╔══
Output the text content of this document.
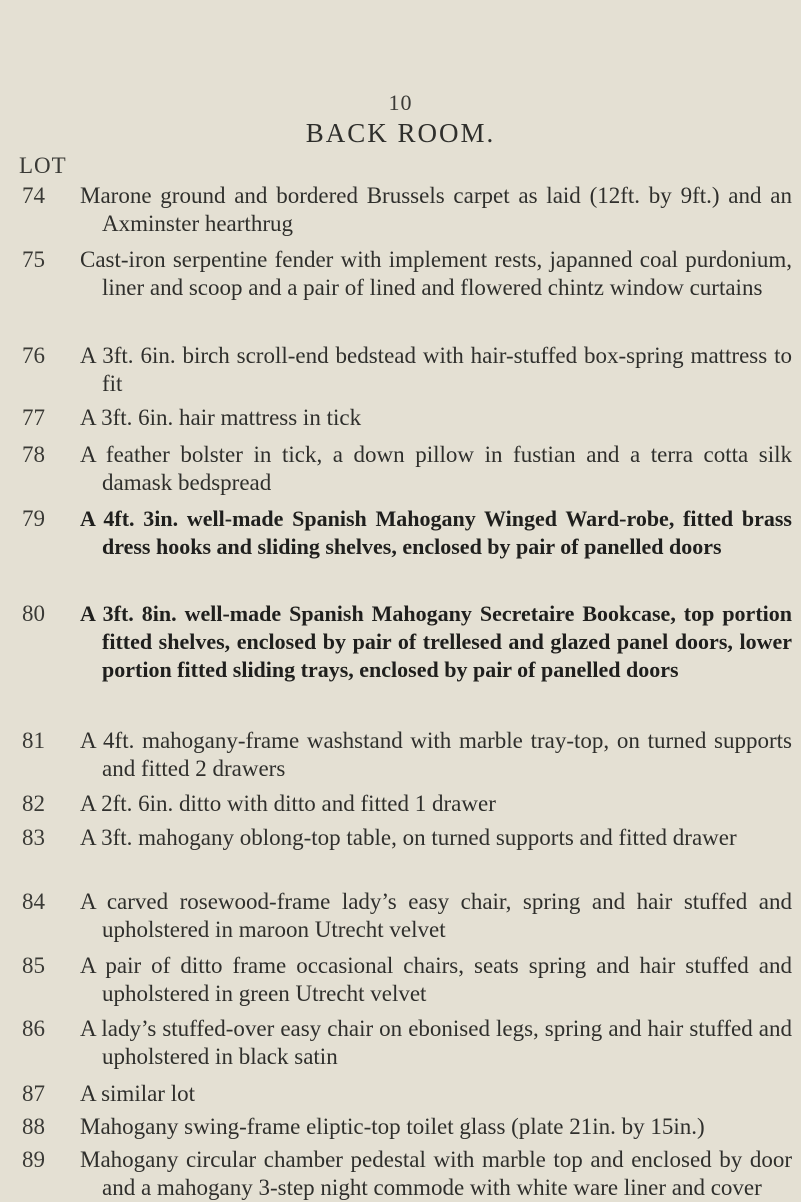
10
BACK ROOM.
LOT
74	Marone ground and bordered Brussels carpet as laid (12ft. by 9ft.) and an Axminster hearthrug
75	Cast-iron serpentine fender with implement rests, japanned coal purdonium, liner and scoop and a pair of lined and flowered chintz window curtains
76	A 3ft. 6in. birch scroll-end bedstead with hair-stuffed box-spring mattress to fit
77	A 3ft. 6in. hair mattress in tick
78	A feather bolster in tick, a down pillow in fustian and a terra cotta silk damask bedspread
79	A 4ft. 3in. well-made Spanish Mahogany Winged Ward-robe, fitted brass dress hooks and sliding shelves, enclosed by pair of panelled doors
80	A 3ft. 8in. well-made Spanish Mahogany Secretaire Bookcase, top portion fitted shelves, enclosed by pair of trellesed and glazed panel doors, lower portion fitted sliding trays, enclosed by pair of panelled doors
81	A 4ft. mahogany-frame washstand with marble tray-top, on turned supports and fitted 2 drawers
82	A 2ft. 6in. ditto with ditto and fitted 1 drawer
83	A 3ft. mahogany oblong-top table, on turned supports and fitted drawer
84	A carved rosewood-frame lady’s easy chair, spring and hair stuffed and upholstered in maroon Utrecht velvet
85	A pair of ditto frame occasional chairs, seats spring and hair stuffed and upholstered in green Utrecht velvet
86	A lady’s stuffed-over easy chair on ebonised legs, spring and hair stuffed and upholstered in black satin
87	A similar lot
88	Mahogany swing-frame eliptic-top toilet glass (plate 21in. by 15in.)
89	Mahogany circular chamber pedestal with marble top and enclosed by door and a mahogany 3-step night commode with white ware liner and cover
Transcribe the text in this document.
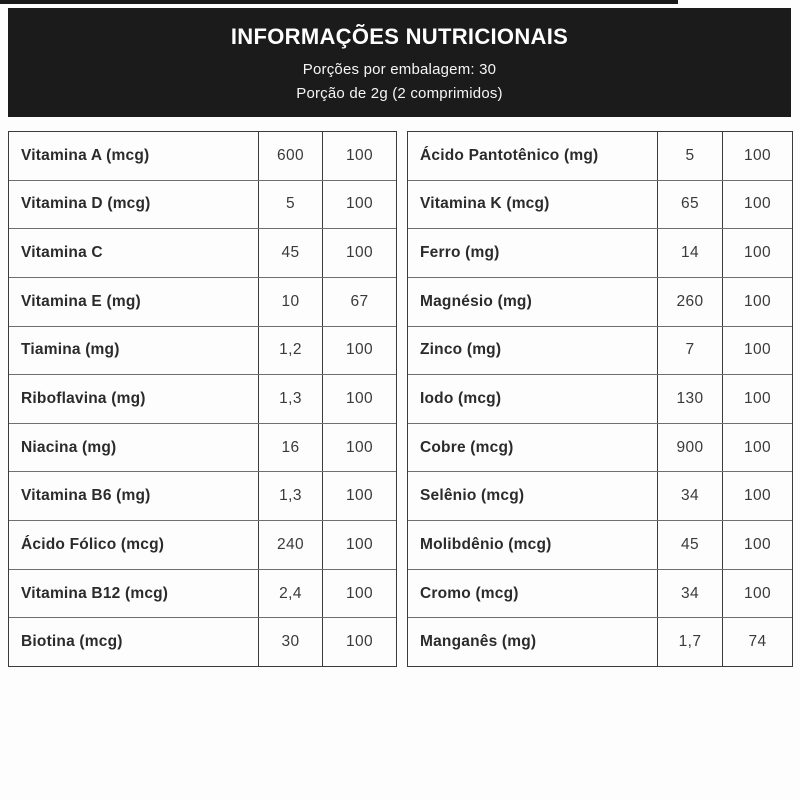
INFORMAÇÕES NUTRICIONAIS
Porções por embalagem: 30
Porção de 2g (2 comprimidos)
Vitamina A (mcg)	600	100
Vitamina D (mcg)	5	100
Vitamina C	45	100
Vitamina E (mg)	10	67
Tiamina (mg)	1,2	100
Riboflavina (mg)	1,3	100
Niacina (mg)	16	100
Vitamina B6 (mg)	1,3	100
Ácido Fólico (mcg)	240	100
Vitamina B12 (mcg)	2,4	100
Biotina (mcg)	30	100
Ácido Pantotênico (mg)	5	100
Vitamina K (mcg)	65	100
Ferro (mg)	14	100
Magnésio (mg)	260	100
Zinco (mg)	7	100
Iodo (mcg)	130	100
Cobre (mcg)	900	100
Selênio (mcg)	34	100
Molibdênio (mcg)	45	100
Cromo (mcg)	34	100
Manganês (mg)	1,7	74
╚══
**Set exercise**
Set down exactly, from the line that contains "Transcribe the text in this document." through the last line of the data, each line as it stands, and leave the pictures out.

**Output of the task**
Transcribe the text in this document.
INFORMAÇÕES NUTRICIONAIS
Porções por embalagem: 30
Porção de 2g (2 comprimidos)
Vitamina A (mcg)	600	100
Vitamina D (mcg)	5	100
Vitamina C	45	100
Vitamina E (mg)	10	67
Tiamina (mg)	1,2	100
Riboflavina (mg)	1,3	100
Niacina (mg)	16	100
Vitamina B6 (mg)	1,3	100
Ácido Fólico (mcg)	240	100
Vitamina B12 (mcg)	2,4	100
Biotina (mcg)	30	100
Ácido Pantotênico (mg)	5	100
Vitamina K (mcg)	65	100
Ferro (mg)	14	100
Magnésio (mg)	260	100
Zinco (mg)	7	100
Iodo (mcg)	130	100
Cobre (mcg)	900	100
Selênio (mcg)	34	100
Molibdênio (mcg)	45	100
Cromo (mcg)	34	100
Manganês (mg)	1,7	74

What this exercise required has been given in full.